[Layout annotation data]
○ ○ ○ ○ ○

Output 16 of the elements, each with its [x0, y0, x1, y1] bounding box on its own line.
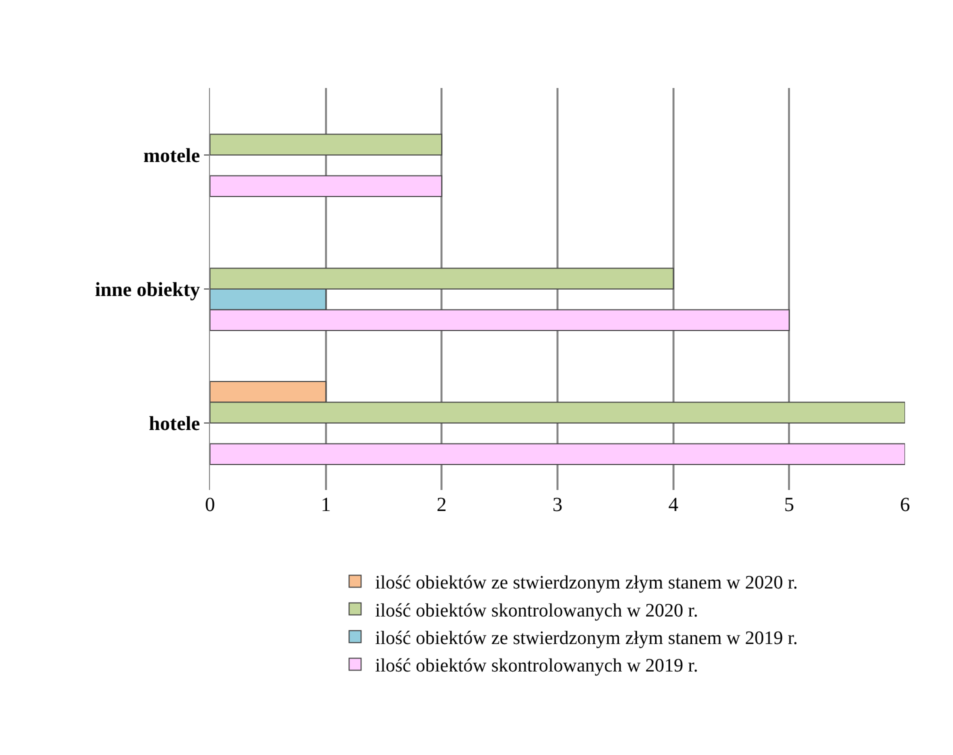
x-tick-label: 0	[205, 494, 215, 516]
y-tick-label: inne obiekty	[94, 279, 200, 301]
legend-label: ilość obiektów skontrolowanych w 2019 r.	[375, 656, 698, 677]
x-tick-label: 6	[900, 494, 910, 516]
x-tick-label: 1	[320, 494, 331, 516]
y-tick-label: hotele	[148, 413, 200, 435]
legend-label: ilość obiektów ze stwierdzonym złym stanem w 2019 r.	[375, 628, 798, 650]
bar	[210, 175, 442, 198]
x-tick-label: 5	[784, 494, 794, 516]
x-tick-label: 4	[668, 494, 678, 516]
legend-label: ilość obiektów ze stwierdzonym złym stanem w 2020 r.	[375, 572, 798, 594]
x-tick-label: 2	[436, 494, 447, 516]
y-tick-label: motele	[143, 145, 200, 167]
bar	[210, 443, 905, 466]
x-tick-label: 3	[552, 494, 562, 516]
legend-label: ilość obiektów skontrolowanych w 2020 r.	[375, 600, 698, 622]
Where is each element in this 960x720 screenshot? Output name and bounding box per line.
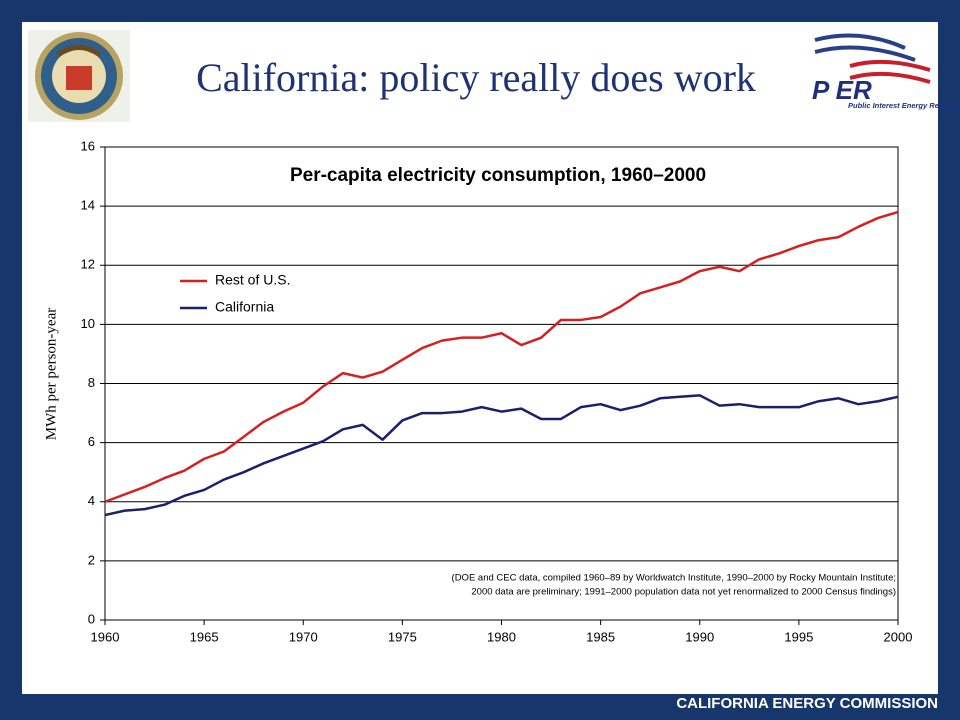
y-tick-label: 0 [88,611,95,626]
annotation: (DOE and CEC data, compiled 1960–89 by W… [452,573,896,584]
x-tick-label: 1970 [289,629,318,644]
logo-letters: P ER [812,75,872,105]
line-series [104,394,899,517]
y-tick-label: 12 [81,257,95,272]
y-tick-label: 8 [88,375,95,390]
chart-title: Per-capita electricity consumption, 1960… [290,165,706,186]
x-tick-label: 1965 [190,629,219,644]
slide-title: California: policy really does work [196,55,756,100]
y-tick-label: 4 [88,493,95,508]
logo-tagline: Public Interest Energy Research [848,101,960,110]
x-tick-label: 1995 [784,629,813,644]
x-tick-label: 2000 [884,629,913,644]
y-tick-label: 14 [81,198,95,213]
annotation: 2000 data are preliminary; 1991–2000 pop… [471,587,896,598]
seal-logo [28,30,130,122]
slide-body [22,22,938,694]
legend-label: Rest of U.S. [215,272,290,288]
y-tick-label: 6 [88,434,95,449]
y-axis-label: MWh per person-year [43,308,59,440]
x-tick-label: 1985 [586,629,615,644]
legend-label: California [215,299,274,315]
y-tick-label: 16 [81,138,95,153]
x-tick-label: 1960 [91,629,120,644]
line-series [104,210,899,503]
y-tick-label: 10 [81,316,95,331]
x-tick-label: 1990 [685,629,714,644]
x-tick-label: 1975 [388,629,417,644]
pier-logo: P ER Public Interest Energy Research [812,33,960,110]
y-tick-label: 2 [88,552,95,567]
footer: CALIFORNIA ENERGY COMMISSION [676,695,938,712]
x-tick-label: 1980 [487,629,516,644]
plot-frame [104,146,899,621]
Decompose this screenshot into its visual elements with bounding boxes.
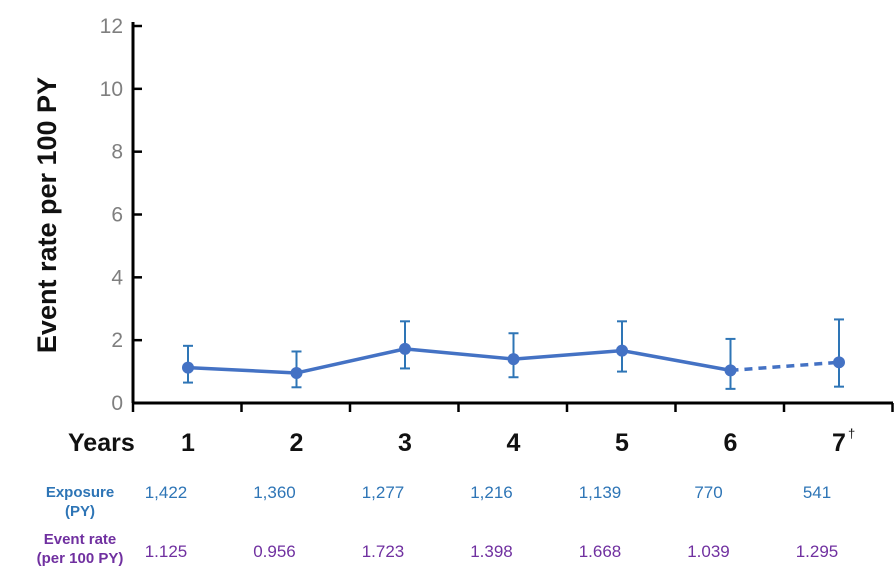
row-label: Event rate: [44, 531, 117, 548]
row-value: 1,277: [362, 483, 405, 502]
y-tick-label: 8: [111, 141, 123, 164]
data-point: [724, 364, 737, 377]
row-value: 1,360: [253, 483, 296, 502]
series-segment-dashed: [730, 360, 840, 373]
y-tick-label: 4: [111, 266, 123, 289]
data-table: Exposure (PY) 1,422 1,360 1,277 1,216 1,139 770…: [37, 483, 839, 567]
row-value: 770: [694, 483, 722, 502]
row-label: Exposure: [46, 484, 114, 501]
x-tick-label: 6: [724, 429, 738, 457]
row-value: 1,216: [470, 483, 513, 502]
y-tick-label: 10: [100, 78, 123, 101]
series-segment: [513, 348, 623, 361]
x-tick-label: 5: [615, 429, 629, 457]
data-point: [290, 366, 303, 379]
y-tick-label: 6: [111, 204, 123, 227]
x-tick-label: 7: [832, 429, 846, 457]
series-segment: [621, 348, 731, 373]
row-value: 1.125: [145, 542, 188, 561]
x-axis: 1 2 3 4 5 6 7 †: [131, 401, 894, 457]
data-point: [833, 356, 845, 369]
x-tick-label: 4: [507, 429, 521, 457]
row-value: 0.956: [253, 542, 296, 561]
y-axis-label: Event rate per 100 PY: [32, 77, 62, 353]
x-tick-label: 1: [181, 429, 195, 457]
y-tick-label: 0: [111, 392, 123, 415]
data-point: [182, 361, 194, 374]
row-value: 1.295: [796, 542, 839, 561]
row-value: 1,139: [579, 483, 622, 502]
row-value: 1.398: [470, 542, 513, 561]
dagger-superscript: †: [848, 426, 855, 441]
row-value: 1.723: [362, 542, 405, 561]
y-axis: 0 2 4 6 8 10 12: [100, 15, 142, 415]
x-tick-label: 3: [398, 429, 412, 457]
data-points: [182, 342, 845, 379]
row-value: 1.039: [687, 542, 730, 561]
data-point: [507, 353, 520, 366]
series-segment: [296, 347, 406, 375]
data-point: [399, 342, 411, 355]
series-segment: [404, 347, 514, 361]
row-value: 1.668: [579, 542, 622, 561]
x-axis-label: Years: [68, 429, 135, 457]
row-label: (per 100 PY): [37, 550, 124, 567]
series-line: [187, 347, 840, 375]
row-label: (PY): [65, 503, 95, 520]
row-value: 541: [803, 483, 831, 502]
x-tick-label: 2: [290, 429, 304, 457]
data-point: [616, 344, 628, 357]
y-tick-label: 2: [111, 329, 123, 352]
row-value: 1,422: [145, 483, 188, 502]
series-segment: [187, 365, 297, 375]
y-tick-label: 12: [100, 15, 123, 38]
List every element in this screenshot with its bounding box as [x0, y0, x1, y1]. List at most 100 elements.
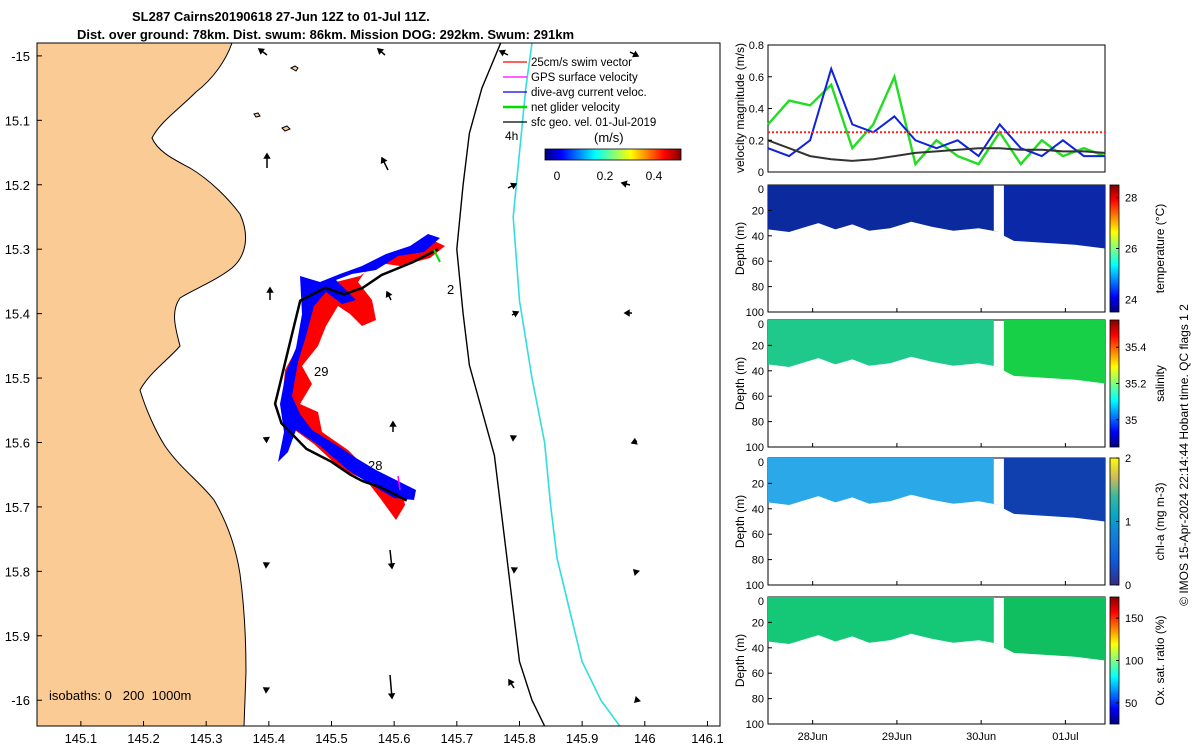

○ ○ ○ ○ ○

● **Task details**:
Pick out every line of the records above that contains the string "Event", and copy each one in full.

● **Finished answer**:
row-label: Event rate: [44, 531, 117, 548]
y-axis-label: Event rate per 100 PY: [32, 77, 62, 353]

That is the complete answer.